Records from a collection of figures
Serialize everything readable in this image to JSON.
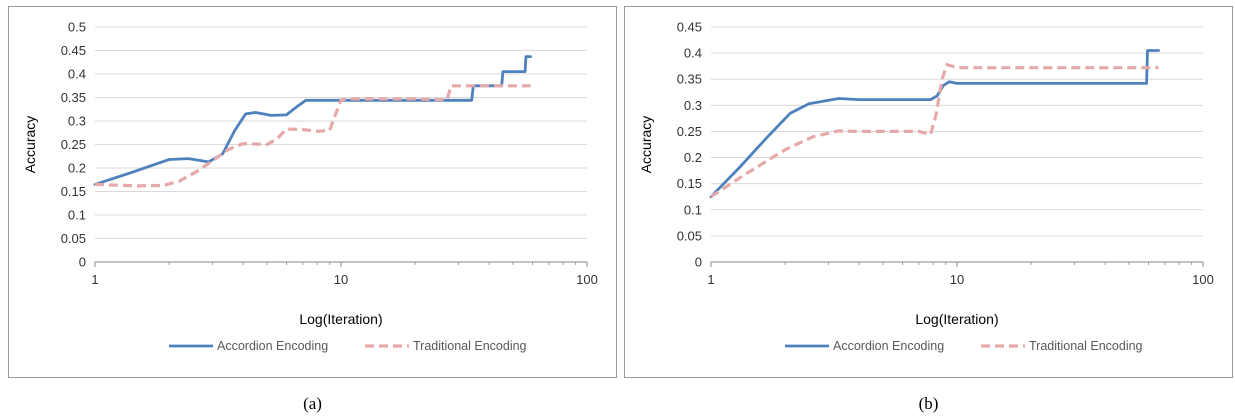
{
  "colors": {
    "accordion": "#4f81bd",
    "traditional": "#e6a9a9",
    "grid": "#d9d9d9",
    "axis": "#868686"
  },
  "chart_data": [
    {
      "type": "line",
      "caption": "(a)",
      "xlabel": "Log(Iteration)",
      "ylabel": "Accuracy",
      "x_scale": "log",
      "xlim": [
        1,
        100
      ],
      "ylim": [
        0,
        0.5
      ],
      "xticks": [
        "1",
        "10",
        "100"
      ],
      "yticks": [
        "0",
        "0.05",
        "0.1",
        "0.15",
        "0.2",
        "0.25",
        "0.3",
        "0.35",
        "0.4",
        "0.45",
        "0.5"
      ],
      "legend": "bottom",
      "grid": true,
      "series": [
        {
          "name": "Accordion Encoding",
          "style": "solid",
          "points": [
            [
              1,
              0.165
            ],
            [
              1.4,
              0.19
            ],
            [
              2,
              0.218
            ],
            [
              2.4,
              0.22
            ],
            [
              2.9,
              0.213
            ],
            [
              3.3,
              0.23
            ],
            [
              3.7,
              0.28
            ],
            [
              4.1,
              0.315
            ],
            [
              4.5,
              0.318
            ],
            [
              5.2,
              0.312
            ],
            [
              6.0,
              0.313
            ],
            [
              6.6,
              0.33
            ],
            [
              7.2,
              0.344
            ],
            [
              8,
              0.344
            ],
            [
              10,
              0.344
            ],
            [
              20,
              0.344
            ],
            [
              34,
              0.344
            ],
            [
              34.5,
              0.375
            ],
            [
              45,
              0.375
            ],
            [
              45.5,
              0.405
            ],
            [
              56,
              0.405
            ],
            [
              56.5,
              0.437
            ],
            [
              59,
              0.437
            ]
          ]
        },
        {
          "name": "Traditional  Encoding",
          "style": "dashed",
          "points": [
            [
              1,
              0.165
            ],
            [
              1.5,
              0.162
            ],
            [
              1.9,
              0.163
            ],
            [
              2.2,
              0.172
            ],
            [
              2.6,
              0.193
            ],
            [
              3.0,
              0.215
            ],
            [
              3.5,
              0.24
            ],
            [
              4.0,
              0.252
            ],
            [
              5.0,
              0.25
            ],
            [
              5.5,
              0.262
            ],
            [
              6.0,
              0.283
            ],
            [
              7.0,
              0.282
            ],
            [
              8.0,
              0.278
            ],
            [
              9.0,
              0.28
            ],
            [
              9.6,
              0.32
            ],
            [
              10,
              0.345
            ],
            [
              11,
              0.347
            ],
            [
              20,
              0.347
            ],
            [
              27,
              0.345
            ],
            [
              28,
              0.375
            ],
            [
              35,
              0.375
            ],
            [
              59,
              0.375
            ]
          ]
        }
      ]
    },
    {
      "type": "line",
      "caption": "(b)",
      "xlabel": "Log(Iteration)",
      "ylabel": "Accuracy",
      "x_scale": "log",
      "xlim": [
        1,
        100
      ],
      "ylim": [
        0,
        0.45
      ],
      "xticks": [
        "1",
        "10",
        "100"
      ],
      "yticks": [
        "0",
        "0.05",
        "0.1",
        "0.15",
        "0.2",
        "0.25",
        "0.3",
        "0.35",
        "0.4",
        "0.45"
      ],
      "legend": "bottom",
      "grid": true,
      "series": [
        {
          "name": "Accordion Encoding",
          "style": "solid",
          "points": [
            [
              1,
              0.125
            ],
            [
              1.3,
              0.18
            ],
            [
              1.7,
              0.24
            ],
            [
              2.1,
              0.285
            ],
            [
              2.5,
              0.303
            ],
            [
              3.3,
              0.313
            ],
            [
              4.0,
              0.311
            ],
            [
              5,
              0.311
            ],
            [
              6,
              0.311
            ],
            [
              7,
              0.311
            ],
            [
              7.8,
              0.311
            ],
            [
              8.3,
              0.318
            ],
            [
              8.8,
              0.338
            ],
            [
              9.3,
              0.345
            ],
            [
              10,
              0.342
            ],
            [
              20,
              0.342
            ],
            [
              59,
              0.342
            ],
            [
              59.5,
              0.405
            ],
            [
              66,
              0.405
            ]
          ]
        },
        {
          "name": "Traditional  Encoding",
          "style": "dashed",
          "points": [
            [
              1,
              0.125
            ],
            [
              1.4,
              0.17
            ],
            [
              2,
              0.215
            ],
            [
              2.6,
              0.24
            ],
            [
              3.3,
              0.251
            ],
            [
              4.0,
              0.25
            ],
            [
              5,
              0.25
            ],
            [
              6,
              0.25
            ],
            [
              7,
              0.25
            ],
            [
              7.8,
              0.244
            ],
            [
              8.2,
              0.28
            ],
            [
              8.7,
              0.35
            ],
            [
              9.1,
              0.378
            ],
            [
              10,
              0.372
            ],
            [
              20,
              0.372
            ],
            [
              66,
              0.372
            ]
          ]
        }
      ]
    }
  ]
}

__The problem__.
Can you retype every record above exactly, leaving out the pictures?

__Worked solution__.
Serialize everything readable in this image to JSON.
{
  "colors": {
    "accordion": "#4f81bd",
    "traditional": "#e6a9a9",
    "grid": "#d9d9d9",
    "axis": "#868686"
  },
  "chart_data": [
    {
      "type": "line",
      "caption": "(a)",
      "xlabel": "Log(Iteration)",
      "ylabel": "Accuracy",
      "x_scale": "log",
      "xlim": [
        1,
        100
      ],
      "ylim": [
        0,
        0.5
      ],
      "xticks": [
        "1",
        "10",
        "100"
      ],
      "yticks": [
        "0",
        "0.05",
        "0.1",
        "0.15",
        "0.2",
        "0.25",
        "0.3",
        "0.35",
        "0.4",
        "0.45",
        "0.5"
      ],
      "legend": "bottom",
      "grid": true,
      "series": [
        {
          "name": "Accordion Encoding",
          "style": "solid",
          "points": [
            [
              1,
              0.165
            ],
            [
              1.4,
              0.19
            ],
            [
              2,
              0.218
            ],
            [
              2.4,
              0.22
            ],
            [
              2.9,
              0.213
            ],
            [
              3.3,
              0.23
            ],
            [
              3.7,
              0.28
            ],
            [
              4.1,
              0.315
            ],
            [
              4.5,
              0.318
            ],
            [
              5.2,
              0.312
            ],
            [
              6.0,
              0.313
            ],
            [
              6.6,
              0.33
            ],
            [
              7.2,
              0.344
            ],
            [
              8,
              0.344
            ],
            [
              10,
              0.344
            ],
            [
              20,
              0.344
            ],
            [
              34,
              0.344
            ],
            [
              34.5,
              0.375
            ],
            [
              45,
              0.375
            ],
            [
              45.5,
              0.405
            ],
            [
              56,
              0.405
            ],
            [
              56.5,
              0.437
            ],
            [
              59,
              0.437
            ]
          ]
        },
        {
          "name": "Traditional  Encoding",
          "style": "dashed",
          "points": [
            [
              1,
              0.165
            ],
            [
              1.5,
              0.162
            ],
            [
              1.9,
              0.163
            ],
            [
              2.2,
              0.172
            ],
            [
              2.6,
              0.193
            ],
            [
              3.0,
              0.215
            ],
            [
              3.5,
              0.24
            ],
            [
              4.0,
              0.252
            ],
            [
              5.0,
              0.25
            ],
            [
              5.5,
              0.262
            ],
            [
              6.0,
              0.283
            ],
            [
              7.0,
              0.282
            ],
            [
              8.0,
              0.278
            ],
            [
              9.0,
              0.28
            ],
            [
              9.6,
              0.32
            ],
            [
              10,
              0.345
            ],
            [
              11,
              0.347
            ],
            [
              20,
              0.347
            ],
            [
              27,
              0.345
            ],
            [
              28,
              0.375
            ],
            [
              35,
              0.375
            ],
            [
              59,
              0.375
            ]
          ]
        }
      ]
    },
    {
      "type": "line",
      "caption": "(b)",
      "xlabel": "Log(Iteration)",
      "ylabel": "Accuracy",
      "x_scale": "log",
      "xlim": [
        1,
        100
      ],
      "ylim": [
        0,
        0.45
      ],
      "xticks": [
        "1",
        "10",
        "100"
      ],
      "yticks": [
        "0",
        "0.05",
        "0.1",
        "0.15",
        "0.2",
        "0.25",
        "0.3",
        "0.35",
        "0.4",
        "0.45"
      ],
      "legend": "bottom",
      "grid": true,
      "series": [
        {
          "name": "Accordion Encoding",
          "style": "solid",
          "points": [
            [
              1,
              0.125
            ],
            [
              1.3,
              0.18
            ],
            [
              1.7,
              0.24
            ],
            [
              2.1,
              0.285
            ],
            [
              2.5,
              0.303
            ],
            [
              3.3,
              0.313
            ],
            [
              4.0,
              0.311
            ],
            [
              5,
              0.311
            ],
            [
              6,
              0.311
            ],
            [
              7,
              0.311
            ],
            [
              7.8,
              0.311
            ],
            [
              8.3,
              0.318
            ],
            [
              8.8,
              0.338
            ],
            [
              9.3,
              0.345
            ],
            [
              10,
              0.342
            ],
            [
              20,
              0.342
            ],
            [
              59,
              0.342
            ],
            [
              59.5,
              0.405
            ],
            [
              66,
              0.405
            ]
          ]
        },
        {
          "name": "Traditional  Encoding",
          "style": "dashed",
          "points": [
            [
              1,
              0.125
            ],
            [
              1.4,
              0.17
            ],
            [
              2,
              0.215
            ],
            [
              2.6,
              0.24
            ],
            [
              3.3,
              0.251
            ],
            [
              4.0,
              0.25
            ],
            [
              5,
              0.25
            ],
            [
              6,
              0.25
            ],
            [
              7,
              0.25
            ],
            [
              7.8,
              0.244
            ],
            [
              8.2,
              0.28
            ],
            [
              8.7,
              0.35
            ],
            [
              9.1,
              0.378
            ],
            [
              10,
              0.372
            ],
            [
              20,
              0.372
            ],
            [
              66,
              0.372
            ]
          ]
        }
      ]
    }
  ]
}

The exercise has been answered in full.